──────── Reading text ────────

# Can a differential equatio have NO solution ?

Can a differential equatio have NO solution ??

I mean in many cases as mathematician you must recall to an existence theorem for PDE or ODE but my question is can be a differential equation so complicated that has NO solution at all ? , i mean that for example there is no function f(x,y) or h(x) that satisfy a certain linear or nonlinear differential equation.

HallsofIvy
Homework Helper
I'm not sure why you say "so complicated". It is (fairly) easy to prove that if f is differentiable, then its derivative satisfies the "intermediate value theorem" (If f(a)= A, f(b)= B and C is some number between A and B then there exist c between a and b such that f(c)= C).
If f(x) is a function that does not have that property (f(x)= 0 if x is irrational, 1 if x is rational is an example), then there cannot be a function y that satisfies dy/dx= f(x).

More simply there exist many "boundary value problems" that have no solution. There is no function satisfying d2y/dx2+ y= 0, and y(0)= 0, y($\pi$)= 1.

lurflurf
Homework Helper
it also depends on domain
(y')^2+1=0
has no real solutions
y'=y'+1
have no solution

I'm not sure why you say "so complicated". It is (fairly) easy to prove that if f is differentiable, then its derivative satisfies the "intermediate value theorem" (If f(a)= A, f(b)= B and C is some number between A and B then there exist c between a and b such that f(c)= C).
If f(x) is a function that does not have that property (f(x)= 0 if x is irrational, 1 if x is rational is an example), then there cannot be a function y that satisfies dy/dx= f(x).

────────

**Tasks to perform:**
(A) List every differential equation that the forum thread presents as having no solution, including any conditions attached to it.
(B) In the forum thread, which theorem does HallsofIvy say the derivative of a differentiable function satisfies?
(C) From the forum thread, repeat the passage starting at "Can a differential equatio have NO solution ??" and ending at "nonlinear differential equation.".

──────── Dataset content ────────

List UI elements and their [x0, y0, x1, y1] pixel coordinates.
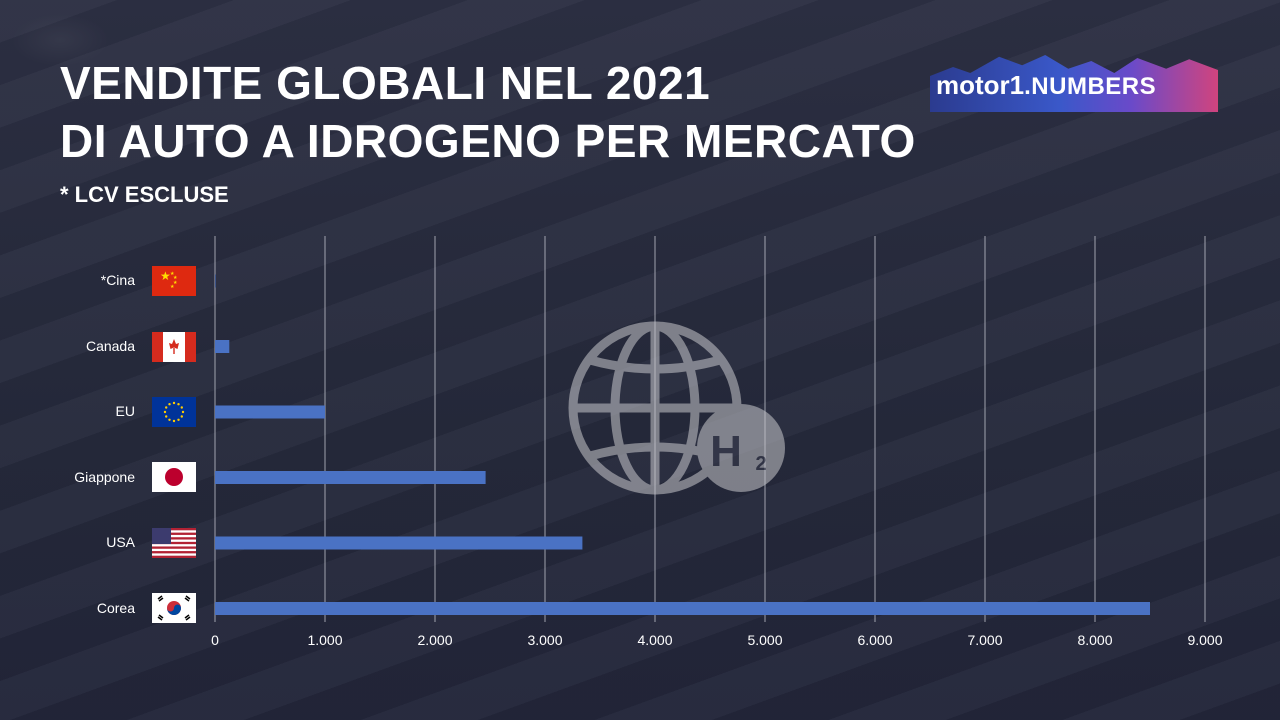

────────
──────── Dataset content ────────

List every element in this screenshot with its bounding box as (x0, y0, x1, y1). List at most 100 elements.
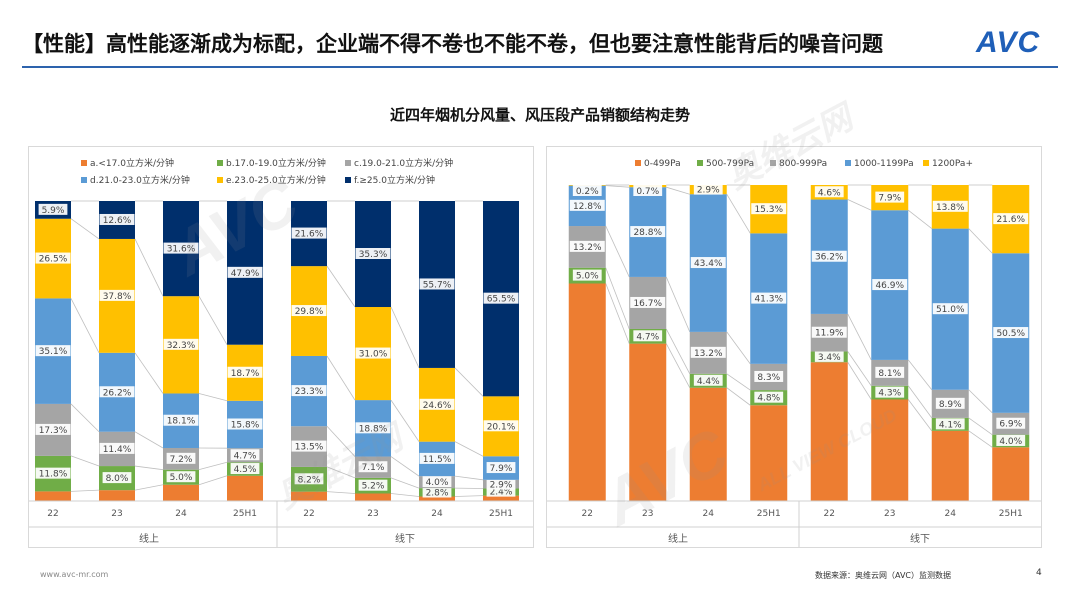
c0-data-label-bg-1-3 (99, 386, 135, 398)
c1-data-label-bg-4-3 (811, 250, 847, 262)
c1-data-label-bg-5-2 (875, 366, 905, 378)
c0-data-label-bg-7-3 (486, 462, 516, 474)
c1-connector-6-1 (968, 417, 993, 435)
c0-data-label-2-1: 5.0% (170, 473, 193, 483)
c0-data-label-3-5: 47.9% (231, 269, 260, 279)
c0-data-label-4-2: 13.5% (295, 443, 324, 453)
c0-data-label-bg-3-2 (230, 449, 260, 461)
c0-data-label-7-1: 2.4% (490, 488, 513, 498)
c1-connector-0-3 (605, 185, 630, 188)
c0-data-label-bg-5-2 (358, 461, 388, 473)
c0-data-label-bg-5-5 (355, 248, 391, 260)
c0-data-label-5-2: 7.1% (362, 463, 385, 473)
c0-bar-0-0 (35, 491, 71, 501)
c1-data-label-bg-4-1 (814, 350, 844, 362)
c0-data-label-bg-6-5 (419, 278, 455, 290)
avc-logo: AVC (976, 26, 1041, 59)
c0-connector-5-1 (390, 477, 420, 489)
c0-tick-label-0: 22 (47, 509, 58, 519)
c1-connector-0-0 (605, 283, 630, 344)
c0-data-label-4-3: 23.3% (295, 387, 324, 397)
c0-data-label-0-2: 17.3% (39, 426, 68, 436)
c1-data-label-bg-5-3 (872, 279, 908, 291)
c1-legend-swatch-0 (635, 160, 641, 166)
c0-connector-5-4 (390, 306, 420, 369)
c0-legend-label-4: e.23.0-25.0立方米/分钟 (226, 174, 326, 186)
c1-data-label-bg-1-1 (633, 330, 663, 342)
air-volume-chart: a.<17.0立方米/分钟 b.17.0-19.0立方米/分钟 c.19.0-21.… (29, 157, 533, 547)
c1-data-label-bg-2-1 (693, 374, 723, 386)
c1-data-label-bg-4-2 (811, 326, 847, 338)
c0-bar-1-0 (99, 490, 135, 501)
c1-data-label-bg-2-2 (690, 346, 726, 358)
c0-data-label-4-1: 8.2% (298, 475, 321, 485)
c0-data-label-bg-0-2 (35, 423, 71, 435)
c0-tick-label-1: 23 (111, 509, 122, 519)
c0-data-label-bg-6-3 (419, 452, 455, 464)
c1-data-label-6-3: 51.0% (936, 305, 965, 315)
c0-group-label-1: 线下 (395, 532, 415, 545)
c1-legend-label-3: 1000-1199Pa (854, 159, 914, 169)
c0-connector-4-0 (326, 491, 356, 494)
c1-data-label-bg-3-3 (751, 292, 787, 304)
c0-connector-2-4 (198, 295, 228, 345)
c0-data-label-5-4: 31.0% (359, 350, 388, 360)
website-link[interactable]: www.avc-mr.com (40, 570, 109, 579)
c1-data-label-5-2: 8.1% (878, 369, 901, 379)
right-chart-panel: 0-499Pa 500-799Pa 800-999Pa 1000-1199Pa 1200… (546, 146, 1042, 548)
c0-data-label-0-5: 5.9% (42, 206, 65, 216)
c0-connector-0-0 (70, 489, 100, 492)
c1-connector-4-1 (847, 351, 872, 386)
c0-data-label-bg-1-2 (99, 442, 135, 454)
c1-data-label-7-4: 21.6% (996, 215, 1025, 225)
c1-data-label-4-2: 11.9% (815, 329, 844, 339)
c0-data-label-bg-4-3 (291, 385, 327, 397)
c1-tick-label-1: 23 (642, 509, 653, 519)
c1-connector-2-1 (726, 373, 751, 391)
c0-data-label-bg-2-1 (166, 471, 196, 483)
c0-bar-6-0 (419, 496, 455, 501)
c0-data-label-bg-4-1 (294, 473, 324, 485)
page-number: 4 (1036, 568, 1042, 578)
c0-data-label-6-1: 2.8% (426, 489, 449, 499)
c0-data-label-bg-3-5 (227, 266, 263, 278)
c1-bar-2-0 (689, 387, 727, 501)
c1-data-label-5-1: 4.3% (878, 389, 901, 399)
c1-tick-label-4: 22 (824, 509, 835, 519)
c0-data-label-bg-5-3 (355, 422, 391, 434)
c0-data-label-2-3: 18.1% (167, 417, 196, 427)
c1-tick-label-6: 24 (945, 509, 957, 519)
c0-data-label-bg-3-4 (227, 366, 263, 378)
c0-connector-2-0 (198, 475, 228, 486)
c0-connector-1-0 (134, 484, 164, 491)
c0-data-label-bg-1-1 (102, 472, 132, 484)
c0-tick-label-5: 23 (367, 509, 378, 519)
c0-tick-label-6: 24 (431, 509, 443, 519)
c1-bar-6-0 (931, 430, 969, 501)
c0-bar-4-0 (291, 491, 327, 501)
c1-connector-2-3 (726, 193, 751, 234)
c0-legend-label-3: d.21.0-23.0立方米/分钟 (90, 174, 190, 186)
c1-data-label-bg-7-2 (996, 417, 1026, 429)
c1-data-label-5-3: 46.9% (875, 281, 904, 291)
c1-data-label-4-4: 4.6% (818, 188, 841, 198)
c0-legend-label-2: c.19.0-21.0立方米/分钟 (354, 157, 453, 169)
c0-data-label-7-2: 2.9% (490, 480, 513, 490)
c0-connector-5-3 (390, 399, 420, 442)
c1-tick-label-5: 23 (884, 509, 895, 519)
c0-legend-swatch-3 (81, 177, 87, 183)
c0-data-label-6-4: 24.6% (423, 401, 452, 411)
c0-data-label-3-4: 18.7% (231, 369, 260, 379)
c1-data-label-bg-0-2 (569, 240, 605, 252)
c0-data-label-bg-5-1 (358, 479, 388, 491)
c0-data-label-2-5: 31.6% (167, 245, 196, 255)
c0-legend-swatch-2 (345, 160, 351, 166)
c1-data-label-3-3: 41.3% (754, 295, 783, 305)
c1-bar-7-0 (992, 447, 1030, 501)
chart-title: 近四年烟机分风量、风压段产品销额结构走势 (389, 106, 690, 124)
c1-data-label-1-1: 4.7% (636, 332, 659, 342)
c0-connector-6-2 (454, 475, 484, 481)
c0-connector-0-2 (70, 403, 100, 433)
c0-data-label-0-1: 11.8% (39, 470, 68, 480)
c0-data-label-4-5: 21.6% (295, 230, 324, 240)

────────

**The answers:**
(A)
- dy/dx= f(x), where f(x)= 0 if x is irrational and 1 if x is rational
- d2y/dx2+ y= 0, with y(0)= 0 and y(π)= 1
- (y')^2+1=0 (no real solutions)
- y'=y'+1

(B) The intermediate value theorem.

(C)
Can a differential equatio have NO solution ??

I mean in many cases as mathematician you must recall to an existence theorem for PDE or ODE but my question is can be a differential equation so complicated that has NO solution at all ? , i mean that for example there is no function f(x,y) or h(x) that satisfy a certain linear or nonlinear differential equation.